**Records for the task:**
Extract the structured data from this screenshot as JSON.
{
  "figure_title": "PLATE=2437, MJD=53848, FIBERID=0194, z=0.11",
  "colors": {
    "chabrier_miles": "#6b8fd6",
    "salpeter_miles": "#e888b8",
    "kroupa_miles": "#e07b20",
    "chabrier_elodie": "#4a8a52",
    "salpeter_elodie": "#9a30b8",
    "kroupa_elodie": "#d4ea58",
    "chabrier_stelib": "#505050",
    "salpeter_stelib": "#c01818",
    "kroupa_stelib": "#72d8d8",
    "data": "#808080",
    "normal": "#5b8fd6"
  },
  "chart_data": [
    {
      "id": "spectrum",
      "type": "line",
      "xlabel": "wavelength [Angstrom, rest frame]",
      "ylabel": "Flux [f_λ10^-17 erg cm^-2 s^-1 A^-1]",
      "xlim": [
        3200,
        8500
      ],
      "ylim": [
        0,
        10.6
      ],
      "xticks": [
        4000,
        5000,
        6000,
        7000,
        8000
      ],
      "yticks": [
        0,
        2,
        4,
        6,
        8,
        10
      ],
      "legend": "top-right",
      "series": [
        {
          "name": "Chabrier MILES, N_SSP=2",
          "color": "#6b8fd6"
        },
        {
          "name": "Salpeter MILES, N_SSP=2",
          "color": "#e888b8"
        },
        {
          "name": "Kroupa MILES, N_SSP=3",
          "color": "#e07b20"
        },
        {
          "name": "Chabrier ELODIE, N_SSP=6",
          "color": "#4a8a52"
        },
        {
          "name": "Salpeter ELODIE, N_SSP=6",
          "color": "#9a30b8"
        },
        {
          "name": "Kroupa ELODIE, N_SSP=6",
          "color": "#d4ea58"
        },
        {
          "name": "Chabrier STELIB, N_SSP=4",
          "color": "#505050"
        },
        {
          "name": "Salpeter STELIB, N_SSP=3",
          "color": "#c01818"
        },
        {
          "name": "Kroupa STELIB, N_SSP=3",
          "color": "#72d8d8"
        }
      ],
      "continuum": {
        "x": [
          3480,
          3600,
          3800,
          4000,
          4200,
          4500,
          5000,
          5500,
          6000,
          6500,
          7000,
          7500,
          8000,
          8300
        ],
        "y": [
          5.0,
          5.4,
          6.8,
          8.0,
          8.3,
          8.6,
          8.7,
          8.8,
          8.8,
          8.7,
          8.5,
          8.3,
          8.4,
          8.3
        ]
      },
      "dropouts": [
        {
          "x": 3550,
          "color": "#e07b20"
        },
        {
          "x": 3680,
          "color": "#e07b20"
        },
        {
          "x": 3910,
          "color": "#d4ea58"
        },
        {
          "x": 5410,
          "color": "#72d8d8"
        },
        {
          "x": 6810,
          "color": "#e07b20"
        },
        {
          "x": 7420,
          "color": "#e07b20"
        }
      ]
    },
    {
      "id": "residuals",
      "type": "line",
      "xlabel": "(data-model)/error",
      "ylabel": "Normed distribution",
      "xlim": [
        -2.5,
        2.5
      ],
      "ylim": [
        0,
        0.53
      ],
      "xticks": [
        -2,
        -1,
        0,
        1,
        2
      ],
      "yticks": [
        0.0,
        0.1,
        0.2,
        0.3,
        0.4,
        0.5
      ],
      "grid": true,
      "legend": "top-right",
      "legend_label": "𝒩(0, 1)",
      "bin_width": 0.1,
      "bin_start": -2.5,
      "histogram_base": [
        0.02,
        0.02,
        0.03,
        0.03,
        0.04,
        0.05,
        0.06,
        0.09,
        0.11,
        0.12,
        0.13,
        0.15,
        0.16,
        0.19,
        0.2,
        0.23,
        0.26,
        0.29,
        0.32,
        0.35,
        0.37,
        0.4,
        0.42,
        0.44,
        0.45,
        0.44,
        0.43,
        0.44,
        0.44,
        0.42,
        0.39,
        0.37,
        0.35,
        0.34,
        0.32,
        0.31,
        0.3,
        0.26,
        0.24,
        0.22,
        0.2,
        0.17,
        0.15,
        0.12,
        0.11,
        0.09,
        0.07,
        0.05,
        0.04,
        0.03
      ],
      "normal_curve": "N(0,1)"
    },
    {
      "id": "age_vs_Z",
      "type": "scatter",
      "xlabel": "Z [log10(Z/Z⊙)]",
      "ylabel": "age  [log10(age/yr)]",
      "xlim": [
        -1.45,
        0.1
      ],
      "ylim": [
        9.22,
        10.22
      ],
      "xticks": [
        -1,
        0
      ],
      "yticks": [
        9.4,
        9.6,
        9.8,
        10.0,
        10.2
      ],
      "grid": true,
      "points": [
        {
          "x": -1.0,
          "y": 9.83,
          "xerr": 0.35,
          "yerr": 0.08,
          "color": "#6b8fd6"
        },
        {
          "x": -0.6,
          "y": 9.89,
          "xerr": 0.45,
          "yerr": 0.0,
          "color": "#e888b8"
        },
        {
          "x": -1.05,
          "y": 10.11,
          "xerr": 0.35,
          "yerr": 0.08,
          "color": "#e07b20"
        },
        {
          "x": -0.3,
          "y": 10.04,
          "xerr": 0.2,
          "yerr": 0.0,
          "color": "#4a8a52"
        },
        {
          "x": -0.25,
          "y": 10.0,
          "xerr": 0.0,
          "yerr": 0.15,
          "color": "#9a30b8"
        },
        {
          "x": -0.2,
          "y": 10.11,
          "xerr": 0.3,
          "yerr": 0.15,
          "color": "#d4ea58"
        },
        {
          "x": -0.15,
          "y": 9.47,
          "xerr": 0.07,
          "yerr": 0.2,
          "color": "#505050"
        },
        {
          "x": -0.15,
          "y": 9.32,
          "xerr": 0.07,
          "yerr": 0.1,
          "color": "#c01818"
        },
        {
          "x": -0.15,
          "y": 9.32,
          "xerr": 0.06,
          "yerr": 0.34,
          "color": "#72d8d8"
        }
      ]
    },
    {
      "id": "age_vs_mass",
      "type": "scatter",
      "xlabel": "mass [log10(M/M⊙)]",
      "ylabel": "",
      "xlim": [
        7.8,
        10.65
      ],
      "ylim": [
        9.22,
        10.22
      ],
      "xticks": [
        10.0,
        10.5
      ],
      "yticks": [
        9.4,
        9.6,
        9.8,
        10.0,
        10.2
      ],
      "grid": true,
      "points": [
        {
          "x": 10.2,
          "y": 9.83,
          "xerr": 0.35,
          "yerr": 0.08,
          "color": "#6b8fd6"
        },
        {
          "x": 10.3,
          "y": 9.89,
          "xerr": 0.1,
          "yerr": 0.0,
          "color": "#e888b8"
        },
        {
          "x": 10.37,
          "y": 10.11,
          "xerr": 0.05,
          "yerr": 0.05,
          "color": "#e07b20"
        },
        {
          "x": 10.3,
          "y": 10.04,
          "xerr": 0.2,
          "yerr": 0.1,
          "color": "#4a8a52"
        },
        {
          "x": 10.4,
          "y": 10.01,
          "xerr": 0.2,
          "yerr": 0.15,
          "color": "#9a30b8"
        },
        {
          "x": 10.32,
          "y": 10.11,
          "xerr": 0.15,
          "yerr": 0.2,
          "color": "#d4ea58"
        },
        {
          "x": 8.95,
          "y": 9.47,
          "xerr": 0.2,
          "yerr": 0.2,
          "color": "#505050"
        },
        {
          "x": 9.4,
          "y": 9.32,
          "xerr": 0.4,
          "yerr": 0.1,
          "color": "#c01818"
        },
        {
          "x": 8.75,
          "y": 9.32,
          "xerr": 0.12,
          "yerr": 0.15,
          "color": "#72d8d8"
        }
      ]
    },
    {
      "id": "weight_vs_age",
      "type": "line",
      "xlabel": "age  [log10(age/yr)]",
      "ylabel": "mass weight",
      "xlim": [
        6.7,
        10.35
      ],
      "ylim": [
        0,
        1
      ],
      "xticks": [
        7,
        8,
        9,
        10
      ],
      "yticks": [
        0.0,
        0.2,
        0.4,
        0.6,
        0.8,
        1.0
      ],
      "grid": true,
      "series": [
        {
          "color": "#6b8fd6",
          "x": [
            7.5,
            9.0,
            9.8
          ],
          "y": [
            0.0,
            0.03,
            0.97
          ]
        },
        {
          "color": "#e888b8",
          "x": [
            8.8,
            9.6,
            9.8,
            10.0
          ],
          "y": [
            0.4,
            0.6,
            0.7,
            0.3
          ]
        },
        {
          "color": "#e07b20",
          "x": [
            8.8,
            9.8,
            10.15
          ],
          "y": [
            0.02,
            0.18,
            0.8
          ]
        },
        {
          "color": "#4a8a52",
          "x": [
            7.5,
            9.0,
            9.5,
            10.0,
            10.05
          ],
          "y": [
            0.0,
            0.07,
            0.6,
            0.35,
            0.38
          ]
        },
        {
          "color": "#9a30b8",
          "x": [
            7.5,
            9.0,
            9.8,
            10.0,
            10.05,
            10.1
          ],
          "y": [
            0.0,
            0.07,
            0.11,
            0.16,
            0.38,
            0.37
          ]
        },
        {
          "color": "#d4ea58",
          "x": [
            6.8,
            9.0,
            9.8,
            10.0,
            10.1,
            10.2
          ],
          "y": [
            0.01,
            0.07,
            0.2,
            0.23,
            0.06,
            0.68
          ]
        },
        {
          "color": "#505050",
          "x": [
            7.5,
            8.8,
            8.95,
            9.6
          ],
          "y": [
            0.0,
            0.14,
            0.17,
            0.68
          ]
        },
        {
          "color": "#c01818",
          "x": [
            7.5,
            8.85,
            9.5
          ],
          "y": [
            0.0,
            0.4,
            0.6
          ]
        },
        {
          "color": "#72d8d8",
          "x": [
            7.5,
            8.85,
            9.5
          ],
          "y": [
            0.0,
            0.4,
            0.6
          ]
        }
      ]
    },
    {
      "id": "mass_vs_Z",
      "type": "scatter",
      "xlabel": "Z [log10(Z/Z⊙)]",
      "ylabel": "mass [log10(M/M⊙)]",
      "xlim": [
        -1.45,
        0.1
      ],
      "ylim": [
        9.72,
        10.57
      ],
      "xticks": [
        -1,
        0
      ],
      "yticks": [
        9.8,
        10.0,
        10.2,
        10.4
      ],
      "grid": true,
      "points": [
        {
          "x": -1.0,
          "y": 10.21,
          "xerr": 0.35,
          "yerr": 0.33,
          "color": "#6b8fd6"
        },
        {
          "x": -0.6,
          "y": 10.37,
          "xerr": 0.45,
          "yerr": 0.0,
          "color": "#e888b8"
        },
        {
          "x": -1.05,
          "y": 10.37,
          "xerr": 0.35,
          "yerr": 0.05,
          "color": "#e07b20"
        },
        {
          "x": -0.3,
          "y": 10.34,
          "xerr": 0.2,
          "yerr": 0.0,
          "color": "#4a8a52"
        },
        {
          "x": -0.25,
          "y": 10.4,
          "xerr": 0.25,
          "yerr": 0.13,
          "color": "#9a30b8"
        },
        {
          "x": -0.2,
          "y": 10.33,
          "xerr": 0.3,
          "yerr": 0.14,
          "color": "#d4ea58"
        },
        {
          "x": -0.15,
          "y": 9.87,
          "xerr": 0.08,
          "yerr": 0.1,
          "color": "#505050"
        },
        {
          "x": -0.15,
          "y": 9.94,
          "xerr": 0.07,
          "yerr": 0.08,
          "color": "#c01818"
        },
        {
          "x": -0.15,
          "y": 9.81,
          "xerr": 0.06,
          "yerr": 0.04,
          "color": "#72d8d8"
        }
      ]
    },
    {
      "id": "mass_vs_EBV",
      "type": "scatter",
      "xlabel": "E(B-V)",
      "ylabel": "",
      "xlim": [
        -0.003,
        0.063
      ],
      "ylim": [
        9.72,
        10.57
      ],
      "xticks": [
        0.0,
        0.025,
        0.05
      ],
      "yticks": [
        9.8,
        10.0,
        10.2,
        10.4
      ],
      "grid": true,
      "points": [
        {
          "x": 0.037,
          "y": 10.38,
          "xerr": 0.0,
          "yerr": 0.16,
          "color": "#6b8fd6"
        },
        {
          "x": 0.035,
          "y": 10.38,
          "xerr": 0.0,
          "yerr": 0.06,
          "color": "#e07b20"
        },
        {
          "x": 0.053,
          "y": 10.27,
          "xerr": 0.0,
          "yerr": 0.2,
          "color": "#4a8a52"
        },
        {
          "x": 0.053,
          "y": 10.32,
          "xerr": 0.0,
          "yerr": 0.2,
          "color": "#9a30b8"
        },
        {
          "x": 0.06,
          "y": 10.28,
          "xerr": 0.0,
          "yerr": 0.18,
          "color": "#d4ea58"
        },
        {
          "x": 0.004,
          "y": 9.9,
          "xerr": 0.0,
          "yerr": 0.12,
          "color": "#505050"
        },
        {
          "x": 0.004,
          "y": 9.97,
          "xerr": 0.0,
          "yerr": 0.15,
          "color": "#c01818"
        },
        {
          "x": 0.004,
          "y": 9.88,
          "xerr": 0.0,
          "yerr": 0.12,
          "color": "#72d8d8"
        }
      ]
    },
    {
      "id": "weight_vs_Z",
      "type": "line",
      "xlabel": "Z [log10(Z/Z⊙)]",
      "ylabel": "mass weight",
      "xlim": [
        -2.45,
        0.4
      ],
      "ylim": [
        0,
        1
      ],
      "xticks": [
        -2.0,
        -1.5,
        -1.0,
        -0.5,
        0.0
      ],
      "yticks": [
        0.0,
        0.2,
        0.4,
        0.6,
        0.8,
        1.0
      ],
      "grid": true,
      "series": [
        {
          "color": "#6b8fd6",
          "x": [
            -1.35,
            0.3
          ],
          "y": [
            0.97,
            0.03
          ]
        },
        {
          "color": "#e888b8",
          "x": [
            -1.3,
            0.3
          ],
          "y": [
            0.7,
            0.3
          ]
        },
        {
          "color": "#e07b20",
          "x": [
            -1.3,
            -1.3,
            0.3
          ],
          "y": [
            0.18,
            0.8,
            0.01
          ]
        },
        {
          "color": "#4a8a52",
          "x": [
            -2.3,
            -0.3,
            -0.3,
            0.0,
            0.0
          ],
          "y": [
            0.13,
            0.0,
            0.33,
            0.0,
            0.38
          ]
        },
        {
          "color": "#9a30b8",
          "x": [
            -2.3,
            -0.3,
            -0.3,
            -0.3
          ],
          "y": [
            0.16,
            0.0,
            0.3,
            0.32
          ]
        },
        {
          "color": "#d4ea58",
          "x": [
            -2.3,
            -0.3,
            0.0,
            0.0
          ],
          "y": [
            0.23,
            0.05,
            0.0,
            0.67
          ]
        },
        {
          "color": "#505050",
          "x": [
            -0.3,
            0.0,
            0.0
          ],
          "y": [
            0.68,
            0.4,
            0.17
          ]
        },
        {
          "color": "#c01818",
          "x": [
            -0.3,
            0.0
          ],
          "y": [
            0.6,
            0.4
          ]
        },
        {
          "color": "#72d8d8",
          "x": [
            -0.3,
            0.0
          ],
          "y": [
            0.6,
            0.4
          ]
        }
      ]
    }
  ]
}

**Job:** Of all the lines in the listing above, how many contain the word "xlabel"? Answer with the number alone.

**Exercise answer:** 8